--- Task data ---

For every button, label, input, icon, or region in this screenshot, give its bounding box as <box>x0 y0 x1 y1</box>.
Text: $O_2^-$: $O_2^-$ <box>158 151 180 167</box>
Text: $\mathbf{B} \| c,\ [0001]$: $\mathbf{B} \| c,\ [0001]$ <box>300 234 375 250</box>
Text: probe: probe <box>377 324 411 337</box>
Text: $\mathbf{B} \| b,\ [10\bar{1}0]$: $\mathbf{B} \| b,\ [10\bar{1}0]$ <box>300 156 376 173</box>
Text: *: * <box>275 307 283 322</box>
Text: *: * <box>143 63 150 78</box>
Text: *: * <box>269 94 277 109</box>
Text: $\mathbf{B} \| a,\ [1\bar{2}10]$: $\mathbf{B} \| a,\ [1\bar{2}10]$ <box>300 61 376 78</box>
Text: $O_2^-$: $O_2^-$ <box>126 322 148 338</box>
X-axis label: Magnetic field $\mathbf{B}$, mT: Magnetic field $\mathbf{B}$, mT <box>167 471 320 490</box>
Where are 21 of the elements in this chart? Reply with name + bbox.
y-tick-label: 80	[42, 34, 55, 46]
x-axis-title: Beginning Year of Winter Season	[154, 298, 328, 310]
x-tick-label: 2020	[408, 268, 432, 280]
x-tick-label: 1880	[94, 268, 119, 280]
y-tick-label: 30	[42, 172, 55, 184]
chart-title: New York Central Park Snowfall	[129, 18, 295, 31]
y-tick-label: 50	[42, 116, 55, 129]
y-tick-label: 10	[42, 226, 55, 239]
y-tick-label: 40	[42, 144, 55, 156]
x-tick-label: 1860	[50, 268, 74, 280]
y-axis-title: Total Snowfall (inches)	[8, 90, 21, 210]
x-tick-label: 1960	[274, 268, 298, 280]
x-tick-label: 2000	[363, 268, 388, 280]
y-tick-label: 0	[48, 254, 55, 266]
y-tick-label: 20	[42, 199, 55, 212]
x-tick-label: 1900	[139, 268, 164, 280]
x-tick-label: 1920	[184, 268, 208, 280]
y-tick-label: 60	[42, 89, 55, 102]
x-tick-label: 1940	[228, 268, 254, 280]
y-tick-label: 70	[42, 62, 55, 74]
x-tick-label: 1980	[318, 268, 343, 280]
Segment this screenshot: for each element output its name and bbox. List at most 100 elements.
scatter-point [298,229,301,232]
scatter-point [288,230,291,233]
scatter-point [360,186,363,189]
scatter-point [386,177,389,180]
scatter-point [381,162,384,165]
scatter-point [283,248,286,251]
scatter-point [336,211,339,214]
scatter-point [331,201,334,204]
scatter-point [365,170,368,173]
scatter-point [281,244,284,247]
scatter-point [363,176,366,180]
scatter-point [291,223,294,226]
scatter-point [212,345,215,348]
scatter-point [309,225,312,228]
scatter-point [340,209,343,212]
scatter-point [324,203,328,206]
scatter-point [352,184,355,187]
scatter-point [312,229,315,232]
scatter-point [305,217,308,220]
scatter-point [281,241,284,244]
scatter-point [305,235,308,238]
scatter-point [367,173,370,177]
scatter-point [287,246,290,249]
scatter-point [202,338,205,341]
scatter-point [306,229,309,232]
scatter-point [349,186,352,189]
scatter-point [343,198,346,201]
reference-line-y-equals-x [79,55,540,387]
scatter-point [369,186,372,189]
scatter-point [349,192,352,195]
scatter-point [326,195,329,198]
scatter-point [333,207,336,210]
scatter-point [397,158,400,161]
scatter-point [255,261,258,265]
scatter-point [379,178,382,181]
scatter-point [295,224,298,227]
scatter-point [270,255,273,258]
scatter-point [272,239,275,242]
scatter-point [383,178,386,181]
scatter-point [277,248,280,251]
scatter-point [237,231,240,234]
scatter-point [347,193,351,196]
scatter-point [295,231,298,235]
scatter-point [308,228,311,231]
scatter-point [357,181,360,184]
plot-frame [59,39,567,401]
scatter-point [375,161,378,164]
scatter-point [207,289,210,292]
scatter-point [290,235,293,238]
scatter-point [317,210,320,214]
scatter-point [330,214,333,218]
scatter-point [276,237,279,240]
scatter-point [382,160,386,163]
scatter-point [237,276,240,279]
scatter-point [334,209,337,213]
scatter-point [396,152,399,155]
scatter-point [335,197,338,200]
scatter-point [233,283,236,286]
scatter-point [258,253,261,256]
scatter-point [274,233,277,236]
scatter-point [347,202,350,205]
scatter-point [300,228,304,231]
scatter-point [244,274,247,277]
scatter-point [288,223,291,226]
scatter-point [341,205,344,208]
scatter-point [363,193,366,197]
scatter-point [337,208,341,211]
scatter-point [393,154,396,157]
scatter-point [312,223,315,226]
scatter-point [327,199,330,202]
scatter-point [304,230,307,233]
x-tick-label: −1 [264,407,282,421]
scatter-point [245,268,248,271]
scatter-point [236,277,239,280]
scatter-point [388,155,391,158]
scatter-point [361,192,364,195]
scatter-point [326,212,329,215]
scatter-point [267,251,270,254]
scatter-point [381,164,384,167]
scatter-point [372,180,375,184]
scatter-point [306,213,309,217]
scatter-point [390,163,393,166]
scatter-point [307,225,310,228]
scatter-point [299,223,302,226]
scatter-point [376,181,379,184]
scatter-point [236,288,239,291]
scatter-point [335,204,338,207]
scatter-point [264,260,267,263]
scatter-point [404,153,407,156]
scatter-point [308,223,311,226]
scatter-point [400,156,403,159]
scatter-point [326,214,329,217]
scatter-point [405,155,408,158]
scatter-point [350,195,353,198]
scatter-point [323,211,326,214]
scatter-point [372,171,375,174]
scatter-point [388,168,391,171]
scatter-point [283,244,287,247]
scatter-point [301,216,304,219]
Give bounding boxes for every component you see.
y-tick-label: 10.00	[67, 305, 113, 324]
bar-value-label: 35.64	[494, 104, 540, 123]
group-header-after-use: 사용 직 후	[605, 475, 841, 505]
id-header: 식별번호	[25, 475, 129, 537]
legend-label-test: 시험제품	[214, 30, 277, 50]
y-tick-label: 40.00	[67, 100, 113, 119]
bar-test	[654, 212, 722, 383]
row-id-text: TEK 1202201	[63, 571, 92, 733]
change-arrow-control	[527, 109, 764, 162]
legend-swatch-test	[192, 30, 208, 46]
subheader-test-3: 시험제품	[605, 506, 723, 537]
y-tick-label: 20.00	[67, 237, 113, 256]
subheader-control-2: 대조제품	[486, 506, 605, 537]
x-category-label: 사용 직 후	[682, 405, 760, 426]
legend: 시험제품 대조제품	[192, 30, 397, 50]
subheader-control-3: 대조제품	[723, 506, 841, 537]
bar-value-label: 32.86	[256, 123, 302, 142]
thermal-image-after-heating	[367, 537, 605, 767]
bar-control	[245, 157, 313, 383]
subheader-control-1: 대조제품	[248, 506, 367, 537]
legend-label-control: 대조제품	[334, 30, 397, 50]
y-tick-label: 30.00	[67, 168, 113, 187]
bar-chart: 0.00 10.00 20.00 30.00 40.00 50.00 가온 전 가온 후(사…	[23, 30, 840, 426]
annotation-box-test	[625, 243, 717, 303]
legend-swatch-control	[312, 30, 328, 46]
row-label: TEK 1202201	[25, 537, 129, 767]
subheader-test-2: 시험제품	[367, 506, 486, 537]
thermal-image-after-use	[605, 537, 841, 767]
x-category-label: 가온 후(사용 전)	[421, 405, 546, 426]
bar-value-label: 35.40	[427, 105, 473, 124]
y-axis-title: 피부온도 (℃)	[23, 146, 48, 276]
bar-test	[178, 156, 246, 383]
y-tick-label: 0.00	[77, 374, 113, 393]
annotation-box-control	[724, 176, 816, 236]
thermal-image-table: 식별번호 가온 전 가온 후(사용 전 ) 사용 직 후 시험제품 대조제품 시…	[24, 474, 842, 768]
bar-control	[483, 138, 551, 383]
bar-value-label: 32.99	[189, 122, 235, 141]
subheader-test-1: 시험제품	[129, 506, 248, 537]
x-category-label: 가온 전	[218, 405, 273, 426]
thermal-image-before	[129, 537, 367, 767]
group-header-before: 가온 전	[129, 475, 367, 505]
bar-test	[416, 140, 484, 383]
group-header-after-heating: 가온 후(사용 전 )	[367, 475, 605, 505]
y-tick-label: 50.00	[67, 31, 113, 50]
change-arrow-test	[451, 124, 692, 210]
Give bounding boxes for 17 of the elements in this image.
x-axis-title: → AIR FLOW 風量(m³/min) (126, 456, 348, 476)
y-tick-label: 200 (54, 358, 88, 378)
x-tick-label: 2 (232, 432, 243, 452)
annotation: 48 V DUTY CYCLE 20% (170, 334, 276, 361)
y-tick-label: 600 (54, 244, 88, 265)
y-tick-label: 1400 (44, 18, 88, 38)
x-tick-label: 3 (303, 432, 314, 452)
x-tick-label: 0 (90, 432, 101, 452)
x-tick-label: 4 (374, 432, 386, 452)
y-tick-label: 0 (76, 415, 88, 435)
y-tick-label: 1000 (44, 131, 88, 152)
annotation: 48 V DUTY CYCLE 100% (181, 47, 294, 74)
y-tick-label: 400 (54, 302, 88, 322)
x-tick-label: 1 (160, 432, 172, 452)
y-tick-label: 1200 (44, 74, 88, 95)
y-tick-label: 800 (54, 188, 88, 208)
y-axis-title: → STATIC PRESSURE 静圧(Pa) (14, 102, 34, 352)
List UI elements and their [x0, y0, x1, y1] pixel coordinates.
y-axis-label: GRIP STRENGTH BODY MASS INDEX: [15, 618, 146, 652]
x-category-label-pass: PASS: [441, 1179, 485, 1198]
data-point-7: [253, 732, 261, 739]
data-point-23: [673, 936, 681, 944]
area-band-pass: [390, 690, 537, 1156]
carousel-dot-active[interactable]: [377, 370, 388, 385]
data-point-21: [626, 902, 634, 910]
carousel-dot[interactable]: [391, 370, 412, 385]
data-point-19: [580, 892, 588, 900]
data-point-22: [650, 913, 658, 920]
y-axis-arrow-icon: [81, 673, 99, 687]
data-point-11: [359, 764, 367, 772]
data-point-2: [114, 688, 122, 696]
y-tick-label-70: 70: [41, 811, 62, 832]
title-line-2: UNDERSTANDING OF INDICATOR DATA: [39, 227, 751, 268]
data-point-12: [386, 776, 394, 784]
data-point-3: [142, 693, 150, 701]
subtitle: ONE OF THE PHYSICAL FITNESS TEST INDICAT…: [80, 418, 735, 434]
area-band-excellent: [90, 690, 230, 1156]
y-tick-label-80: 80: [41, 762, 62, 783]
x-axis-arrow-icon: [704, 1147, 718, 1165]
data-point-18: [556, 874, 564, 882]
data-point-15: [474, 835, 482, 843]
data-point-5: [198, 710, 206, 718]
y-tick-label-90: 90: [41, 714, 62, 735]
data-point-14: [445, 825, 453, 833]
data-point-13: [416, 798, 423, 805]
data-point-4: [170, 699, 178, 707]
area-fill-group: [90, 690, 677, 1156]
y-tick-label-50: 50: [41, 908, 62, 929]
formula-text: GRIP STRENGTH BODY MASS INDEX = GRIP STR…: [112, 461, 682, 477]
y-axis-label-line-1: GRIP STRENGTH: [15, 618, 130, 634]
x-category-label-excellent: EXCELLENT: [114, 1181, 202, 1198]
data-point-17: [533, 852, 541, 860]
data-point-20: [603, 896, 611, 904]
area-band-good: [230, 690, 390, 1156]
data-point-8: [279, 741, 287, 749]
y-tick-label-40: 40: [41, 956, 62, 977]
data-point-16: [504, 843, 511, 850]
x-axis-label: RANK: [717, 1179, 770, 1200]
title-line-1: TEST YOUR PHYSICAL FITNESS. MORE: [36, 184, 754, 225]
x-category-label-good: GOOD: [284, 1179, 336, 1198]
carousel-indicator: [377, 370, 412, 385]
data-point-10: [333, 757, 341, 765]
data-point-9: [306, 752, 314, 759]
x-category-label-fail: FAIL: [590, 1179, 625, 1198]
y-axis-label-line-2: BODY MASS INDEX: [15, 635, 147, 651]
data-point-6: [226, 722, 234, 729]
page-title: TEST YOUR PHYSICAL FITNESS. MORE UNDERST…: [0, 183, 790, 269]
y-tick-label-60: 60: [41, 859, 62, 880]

---

◆ Given problem
Reproduce the stretch of the records from the start through the line containing "268, 74, 280]", both ends included, keeping every character unchanged.

◆ Full output
For every button, label, input, icon, or region in this screenshot, give its bounding box as <box>x0 y0 x1 y1</box>.
Text: $O_2^-$: $O_2^-$ <box>158 151 180 167</box>
Text: $\mathbf{B} \| c,\ [0001]$: $\mathbf{B} \| c,\ [0001]$ <box>300 234 375 250</box>
Text: probe: probe <box>377 324 411 337</box>
Text: $\mathbf{B} \| b,\ [10\bar{1}0]$: $\mathbf{B} \| b,\ [10\bar{1}0]$ <box>300 156 376 173</box>
Text: *: * <box>275 307 283 322</box>
Text: *: * <box>143 63 150 78</box>
Text: *: * <box>269 94 277 109</box>
Text: $\mathbf{B} \| a,\ [1\bar{2}10]$: $\mathbf{B} \| a,\ [1\bar{2}10]$ <box>300 61 376 78</box>
Text: $O_2^-$: $O_2^-$ <box>126 322 148 338</box>
X-axis label: Magnetic field $\mathbf{B}$, mT: Magnetic field $\mathbf{B}$, mT <box>167 471 320 490</box>
Where are 21 of the elements in this chart? Reply with name + bbox.
y-tick-label: 80	[42, 34, 55, 46]
x-axis-title: Beginning Year of Winter Season	[154, 298, 328, 310]
x-tick-label: 2020	[408, 268, 432, 280]
x-tick-label: 1880	[94, 268, 119, 280]
y-tick-label: 30	[42, 172, 55, 184]
chart-title: New York Central Park Snowfall	[129, 18, 295, 31]
y-tick-label: 50	[42, 116, 55, 129]
y-tick-label: 10	[42, 226, 55, 239]
y-tick-label: 40	[42, 144, 55, 156]
x-tick-label: 1860	[50, 268, 74, 280]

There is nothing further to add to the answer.